(Records from a data source)
[START]
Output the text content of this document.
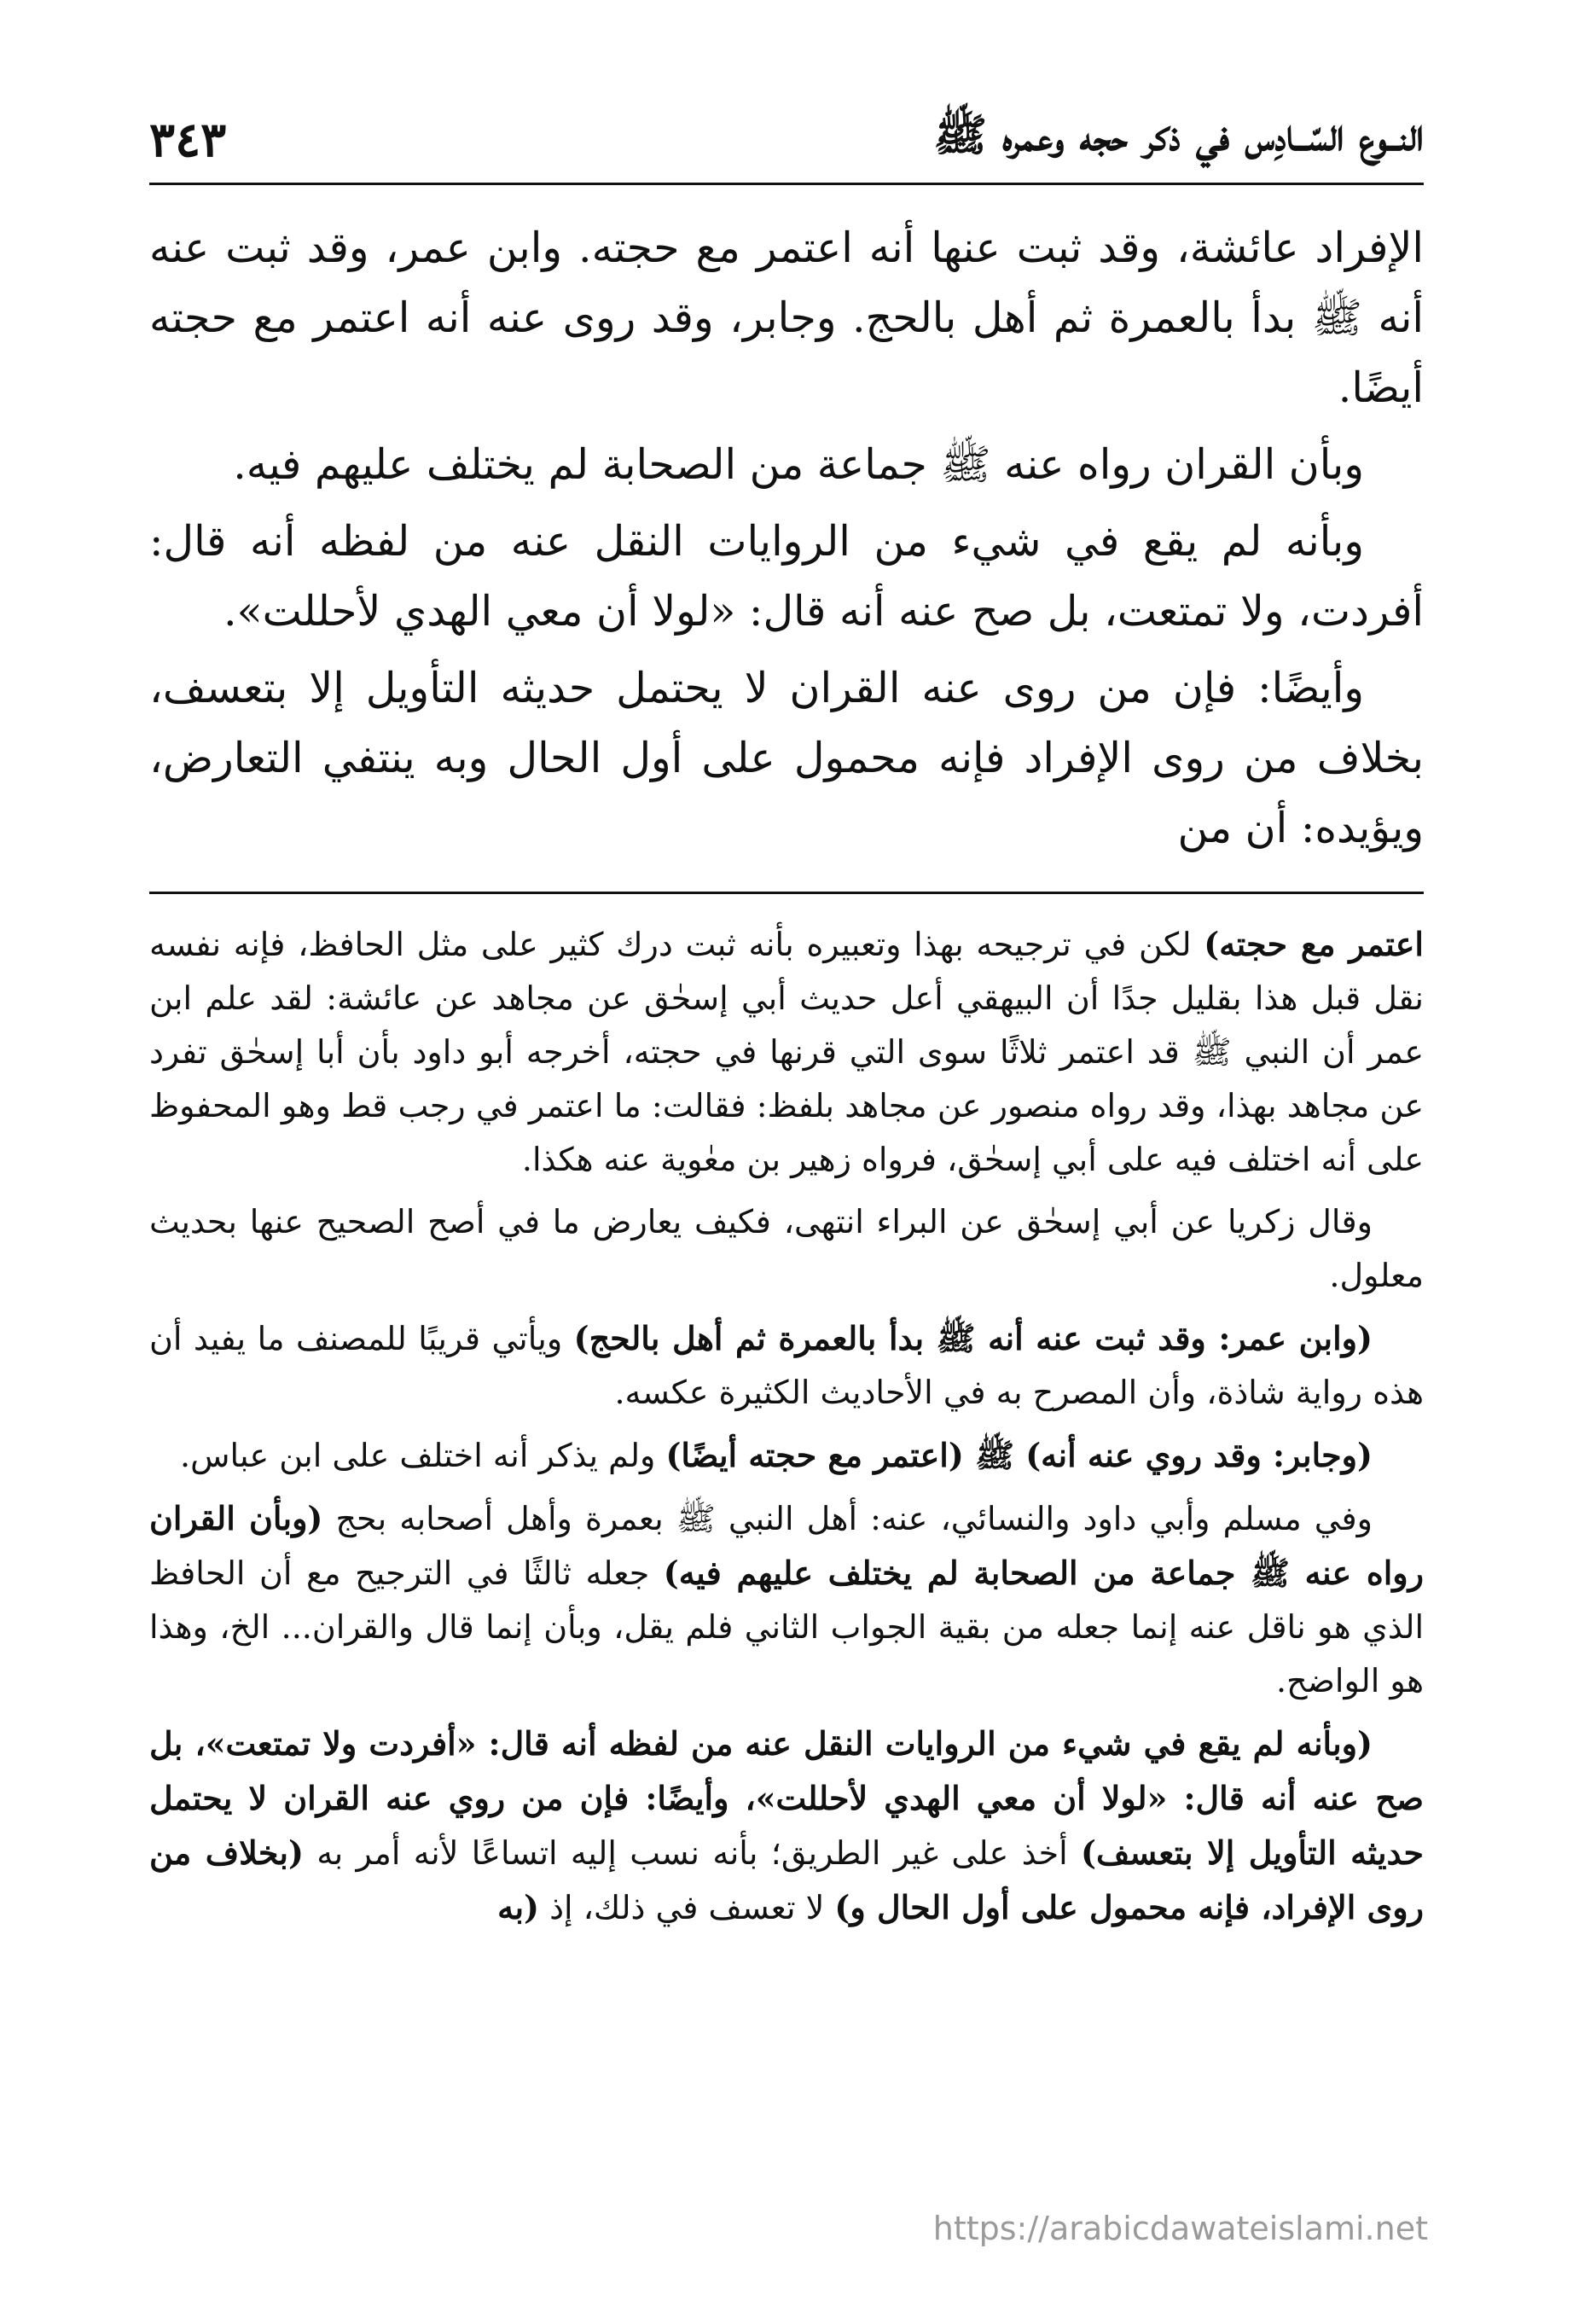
النــوع السّــادِس في ذكر حجه وعمره ﷺ
٣٤٣

الإفراد عائشة، وقد ثبت عنها أنه اعتمر مع حجته. وابن عمر، وقد ثبت عنه أنه ﷺ بدأ بالعمرة ثم أهل بالحج. وجابر، وقد روى عنه أنه اعتمر مع حجته أيضًا.

وبأن القران رواه عنه ﷺ جماعة من الصحابة لم يختلف عليهم فيه.

وبأنه لم يقع في شيء من الروايات النقل عنه من لفظه أنه قال: أفردت، ولا تمتعت، بل صح عنه أنه قال: «لولا أن معي الهدي لأحللت».

وأيضًا: فإن من روى عنه القران لا يحتمل حديثه التأويل إلا بتعسف، بخلاف من روى الإفراد فإنه محمول على أول الحال وبه ينتفي التعارض، ويؤيده: أن من

اعتمر مع حجته) لكن في ترجيحه بهذا وتعبيره بأنه ثبت درك كثير على مثل الحافظ، فإنه نفسه نقل قبل هذا بقليل جدًا أن البيهقي أعل حديث أبي إسحٰق عن مجاهد عن عائشة: لقد علم ابن عمر أن النبي ﷺ قد اعتمر ثلاثًا سوى التي قرنها في حجته، أخرجه أبو داود بأن أبا إسحٰق تفرد عن مجاهد بهذا، وقد رواه منصور عن مجاهد بلفظ: فقالت: ما اعتمر في رجب قط وهو المحفوظ على أنه اختلف فيه على أبي إسحٰق، فرواه زهير بن معٰوية عنه هكذا.

وقال زكريا عن أبي إسحٰق عن البراء انتهى، فكيف يعارض ما في أصح الصحيح عنها بحديث معلول.

(وابن عمر: وقد ثبت عنه أنه ﷺ بدأ بالعمرة ثم أهل بالحج) ويأتي قريبًا للمصنف ما يفيد أن هذه رواية شاذة، وأن المصرح به في الأحاديث الكثيرة عكسه.

(وجابر: وقد روي عنه أنه) ﷺ (اعتمر مع حجته أيضًا) ولم يذكر أنه اختلف على ابن عباس.

وفي مسلم وأبي داود والنسائي، عنه: أهل النبي ﷺ بعمرة وأهل أصحابه بحج (وبأن القران رواه عنه ﷺ جماعة من الصحابة لم يختلف عليهم فيه) جعله ثالثًا في الترجيح مع أن الحافظ الذي هو ناقل عنه إنما جعله من بقية الجواب الثاني فلم يقل، وبأن إنما قال والقران... الخ، وهذا هو الواضح.

(وبأنه لم يقع في شيء من الروايات النقل عنه من لفظه أنه قال: «أفردت ولا تمتعت»، بل صح عنه أنه قال: «لولا أن معي الهدي لأحللت»، وأيضًا: فإن من روي عنه القران لا يحتمل حديثه التأويل إلا بتعسف) أخذ على غير الطريق؛ بأنه نسب إليه اتساعًا لأنه أمر به (بخلاف من روى الإفراد، فإنه محمول على أول الحال و) لا تعسف في ذلك، إذ (به

https://arabicdawateislami.net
[END]
◆ **WHAT YOU NEED TO DO**: Without the pictures, print the records in full, exactly as they appear.

◆ **SOLUTION TO THIS TASK**:
Output the text content of this document.
النــوع السّــادِس في ذكر حجه وعمره ﷺ
٣٤٣

الإفراد عائشة، وقد ثبت عنها أنه اعتمر مع حجته. وابن عمر، وقد ثبت عنه أنه ﷺ بدأ بالعمرة ثم أهل بالحج. وجابر، وقد روى عنه أنه اعتمر مع حجته أيضًا.

وبأن القران رواه عنه ﷺ جماعة من الصحابة لم يختلف عليهم فيه.

وبأنه لم يقع في شيء من الروايات النقل عنه من لفظه أنه قال: أفردت، ولا تمتعت، بل صح عنه أنه قال: «لولا أن معي الهدي لأحللت».

وأيضًا: فإن من روى عنه القران لا يحتمل حديثه التأويل إلا بتعسف، بخلاف من روى الإفراد فإنه محمول على أول الحال وبه ينتفي التعارض، ويؤيده: أن من

اعتمر مع حجته) لكن في ترجيحه بهذا وتعبيره بأنه ثبت درك كثير على مثل الحافظ، فإنه نفسه نقل قبل هذا بقليل جدًا أن البيهقي أعل حديث أبي إسحٰق عن مجاهد عن عائشة: لقد علم ابن عمر أن النبي ﷺ قد اعتمر ثلاثًا سوى التي قرنها في حجته، أخرجه أبو داود بأن أبا إسحٰق تفرد عن مجاهد بهذا، وقد رواه منصور عن مجاهد بلفظ: فقالت: ما اعتمر في رجب قط وهو المحفوظ على أنه اختلف فيه على أبي إسحٰق، فرواه زهير بن معٰوية عنه هكذا.

وقال زكريا عن أبي إسحٰق عن البراء انتهى، فكيف يعارض ما في أصح الصحيح عنها بحديث معلول.

(وابن عمر: وقد ثبت عنه أنه ﷺ بدأ بالعمرة ثم أهل بالحج) ويأتي قريبًا للمصنف ما يفيد أن هذه رواية شاذة، وأن المصرح به في الأحاديث الكثيرة عكسه.

(وجابر: وقد روي عنه أنه) ﷺ (اعتمر مع حجته أيضًا) ولم يذكر أنه اختلف على ابن عباس.

وفي مسلم وأبي داود والنسائي، عنه: أهل النبي ﷺ بعمرة وأهل أصحابه بحج (وبأن القران رواه عنه ﷺ جماعة من الصحابة لم يختلف عليهم فيه) جعله ثالثًا في الترجيح مع أن الحافظ الذي هو ناقل عنه إنما جعله من بقية الجواب الثاني فلم يقل، وبأن إنما قال والقران... الخ، وهذا هو الواضح.

(وبأنه لم يقع في شيء من الروايات النقل عنه من لفظه أنه قال: «أفردت ولا تمتعت»، بل صح عنه أنه قال: «لولا أن معي الهدي لأحللت»، وأيضًا: فإن من روي عنه القران لا يحتمل حديثه التأويل إلا بتعسف) أخذ على غير الطريق؛ بأنه نسب إليه اتساعًا لأنه أمر به (بخلاف من روى الإفراد، فإنه محمول على أول الحال و) لا تعسف في ذلك، إذ (به

https://arabicdawateislami.net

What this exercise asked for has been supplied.